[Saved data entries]
::::

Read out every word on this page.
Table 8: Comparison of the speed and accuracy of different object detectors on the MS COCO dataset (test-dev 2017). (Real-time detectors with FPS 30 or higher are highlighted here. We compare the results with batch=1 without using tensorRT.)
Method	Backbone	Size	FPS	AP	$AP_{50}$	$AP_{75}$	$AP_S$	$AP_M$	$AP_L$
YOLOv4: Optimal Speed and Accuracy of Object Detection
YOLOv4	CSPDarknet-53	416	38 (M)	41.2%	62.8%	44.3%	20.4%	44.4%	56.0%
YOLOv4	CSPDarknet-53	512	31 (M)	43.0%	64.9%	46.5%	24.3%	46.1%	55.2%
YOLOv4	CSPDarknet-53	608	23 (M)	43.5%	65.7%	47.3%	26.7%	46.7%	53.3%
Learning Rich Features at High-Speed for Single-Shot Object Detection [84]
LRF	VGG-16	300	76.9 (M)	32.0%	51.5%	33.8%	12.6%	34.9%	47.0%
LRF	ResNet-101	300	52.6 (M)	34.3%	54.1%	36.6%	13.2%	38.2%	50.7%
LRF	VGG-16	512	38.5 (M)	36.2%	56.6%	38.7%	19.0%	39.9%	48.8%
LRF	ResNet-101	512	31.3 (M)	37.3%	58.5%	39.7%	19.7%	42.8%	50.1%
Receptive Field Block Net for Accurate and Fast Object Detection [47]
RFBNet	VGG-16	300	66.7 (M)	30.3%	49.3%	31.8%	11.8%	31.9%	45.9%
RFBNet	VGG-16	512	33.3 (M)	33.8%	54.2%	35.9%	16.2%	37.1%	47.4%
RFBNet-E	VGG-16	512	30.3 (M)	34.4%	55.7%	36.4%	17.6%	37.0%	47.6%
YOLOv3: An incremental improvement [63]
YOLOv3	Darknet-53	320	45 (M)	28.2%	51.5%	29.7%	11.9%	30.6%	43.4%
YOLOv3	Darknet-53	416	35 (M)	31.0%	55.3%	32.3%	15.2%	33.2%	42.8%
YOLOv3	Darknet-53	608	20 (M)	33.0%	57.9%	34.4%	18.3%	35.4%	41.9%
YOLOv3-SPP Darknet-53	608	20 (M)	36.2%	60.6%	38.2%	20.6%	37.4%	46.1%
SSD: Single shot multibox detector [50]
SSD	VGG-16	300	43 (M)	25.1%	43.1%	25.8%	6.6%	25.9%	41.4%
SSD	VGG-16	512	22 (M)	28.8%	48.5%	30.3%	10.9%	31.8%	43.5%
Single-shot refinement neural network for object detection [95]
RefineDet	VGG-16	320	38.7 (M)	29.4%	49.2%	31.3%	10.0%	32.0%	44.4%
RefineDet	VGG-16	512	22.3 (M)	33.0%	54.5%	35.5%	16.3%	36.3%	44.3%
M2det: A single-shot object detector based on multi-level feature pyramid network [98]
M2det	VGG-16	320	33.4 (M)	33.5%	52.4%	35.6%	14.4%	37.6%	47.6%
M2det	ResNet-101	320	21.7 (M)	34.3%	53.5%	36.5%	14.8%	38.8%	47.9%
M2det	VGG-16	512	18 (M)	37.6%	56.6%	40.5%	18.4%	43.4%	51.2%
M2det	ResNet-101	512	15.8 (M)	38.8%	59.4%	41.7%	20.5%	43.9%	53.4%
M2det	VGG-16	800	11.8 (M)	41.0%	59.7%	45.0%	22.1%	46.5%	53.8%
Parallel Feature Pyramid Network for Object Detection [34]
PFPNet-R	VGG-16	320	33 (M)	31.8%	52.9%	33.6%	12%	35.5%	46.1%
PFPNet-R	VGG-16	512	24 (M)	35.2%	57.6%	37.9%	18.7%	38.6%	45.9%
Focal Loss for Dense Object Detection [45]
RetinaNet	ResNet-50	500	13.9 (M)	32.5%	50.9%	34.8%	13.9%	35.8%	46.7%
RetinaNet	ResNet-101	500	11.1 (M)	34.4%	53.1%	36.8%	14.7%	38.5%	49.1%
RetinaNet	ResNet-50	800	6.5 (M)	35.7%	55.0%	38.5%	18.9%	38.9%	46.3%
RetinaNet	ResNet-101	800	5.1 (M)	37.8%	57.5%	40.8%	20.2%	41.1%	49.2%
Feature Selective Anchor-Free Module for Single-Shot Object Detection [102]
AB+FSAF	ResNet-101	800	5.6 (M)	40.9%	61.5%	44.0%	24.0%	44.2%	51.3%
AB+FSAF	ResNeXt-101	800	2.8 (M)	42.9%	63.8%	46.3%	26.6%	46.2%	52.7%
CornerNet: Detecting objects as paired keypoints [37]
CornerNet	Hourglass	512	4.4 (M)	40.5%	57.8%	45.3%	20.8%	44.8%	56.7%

::::

The request
Write out all of the records once more, exactly.

Completed exercise
Read out every word on this page.
Table 8: Comparison of the speed and accuracy of different object detectors on the MS COCO dataset (test-dev 2017). (Real-time detectors with FPS 30 or higher are highlighted here. We compare the results with batch=1 without using tensorRT.)
Method	Backbone	Size	FPS	AP	$AP_{50}$	$AP_{75}$	$AP_S$	$AP_M$	$AP_L$
YOLOv4: Optimal Speed and Accuracy of Object Detection
YOLOv4	CSPDarknet-53	416	38 (M)	41.2%	62.8%	44.3%	20.4%	44.4%	56.0%
YOLOv4	CSPDarknet-53	512	31 (M)	43.0%	64.9%	46.5%	24.3%	46.1%	55.2%
YOLOv4	CSPDarknet-53	608	23 (M)	43.5%	65.7%	47.3%	26.7%	46.7%	53.3%
Learning Rich Features at High-Speed for Single-Shot Object Detection [84]
LRF	VGG-16	300	76.9 (M)	32.0%	51.5%	33.8%	12.6%	34.9%	47.0%
LRF	ResNet-101	300	52.6 (M)	34.3%	54.1%	36.6%	13.2%	38.2%	50.7%
LRF	VGG-16	512	38.5 (M)	36.2%	56.6%	38.7%	19.0%	39.9%	48.8%
LRF	ResNet-101	512	31.3 (M)	37.3%	58.5%	39.7%	19.7%	42.8%	50.1%
Receptive Field Block Net for Accurate and Fast Object Detection [47]
RFBNet	VGG-16	300	66.7 (M)	30.3%	49.3%	31.8%	11.8%	31.9%	45.9%
RFBNet	VGG-16	512	33.3 (M)	33.8%	54.2%	35.9%	16.2%	37.1%	47.4%
RFBNet-E	VGG-16	512	30.3 (M)	34.4%	55.7%	36.4%	17.6%	37.0%	47.6%
YOLOv3: An incremental improvement [63]
YOLOv3	Darknet-53	320	45 (M)	28.2%	51.5%	29.7%	11.9%	30.6%	43.4%
YOLOv3	Darknet-53	416	35 (M)	31.0%	55.3%	32.3%	15.2%	33.2%	42.8%
YOLOv3	Darknet-53	608	20 (M)	33.0%	57.9%	34.4%	18.3%	35.4%	41.9%
YOLOv3-SPP Darknet-53	608	20 (M)	36.2%	60.6%	38.2%	20.6%	37.4%	46.1%
SSD: Single shot multibox detector [50]
SSD	VGG-16	300	43 (M)	25.1%	43.1%	25.8%	6.6%	25.9%	41.4%
SSD	VGG-16	512	22 (M)	28.8%	48.5%	30.3%	10.9%	31.8%	43.5%
Single-shot refinement neural network for object detection [95]
RefineDet	VGG-16	320	38.7 (M)	29.4%	49.2%	31.3%	10.0%	32.0%	44.4%
RefineDet	VGG-16	512	22.3 (M)	33.0%	54.5%	35.5%	16.3%	36.3%	44.3%
M2det: A single-shot object detector based on multi-level feature pyramid network [98]
M2det	VGG-16	320	33.4 (M)	33.5%	52.4%	35.6%	14.4%	37.6%	47.6%
M2det	ResNet-101	320	21.7 (M)	34.3%	53.5%	36.5%	14.8%	38.8%	47.9%
M2det	VGG-16	512	18 (M)	37.6%	56.6%	40.5%	18.4%	43.4%	51.2%
M2det	ResNet-101	512	15.8 (M)	38.8%	59.4%	41.7%	20.5%	43.9%	53.4%
M2det	VGG-16	800	11.8 (M)	41.0%	59.7%	45.0%	22.1%	46.5%	53.8%
Parallel Feature Pyramid Network for Object Detection [34]
PFPNet-R	VGG-16	320	33 (M)	31.8%	52.9%	33.6%	12%	35.5%	46.1%
PFPNet-R	VGG-16	512	24 (M)	35.2%	57.6%	37.9%	18.7%	38.6%	45.9%
Focal Loss for Dense Object Detection [45]
RetinaNet	ResNet-50	500	13.9 (M)	32.5%	50.9%	34.8%	13.9%	35.8%	46.7%
RetinaNet	ResNet-101	500	11.1 (M)	34.4%	53.1%	36.8%	14.7%	38.5%	49.1%
RetinaNet	ResNet-50	800	6.5 (M)	35.7%	55.0%	38.5%	18.9%	38.9%	46.3%
RetinaNet	ResNet-101	800	5.1 (M)	37.8%	57.5%	40.8%	20.2%	41.1%	49.2%
Feature Selective Anchor-Free Module for Single-Shot Object Detection [102]
AB+FSAF	ResNet-101	800	5.6 (M)	40.9%	61.5%	44.0%	24.0%	44.2%	51.3%
AB+FSAF	ResNeXt-101	800	2.8 (M)	42.9%	63.8%	46.3%	26.6%	46.2%	52.7%
CornerNet: Detecting objects as paired keypoints [37]
CornerNet	Hourglass	512	4.4 (M)	40.5%	57.8%	45.3%	20.8%	44.8%	56.7%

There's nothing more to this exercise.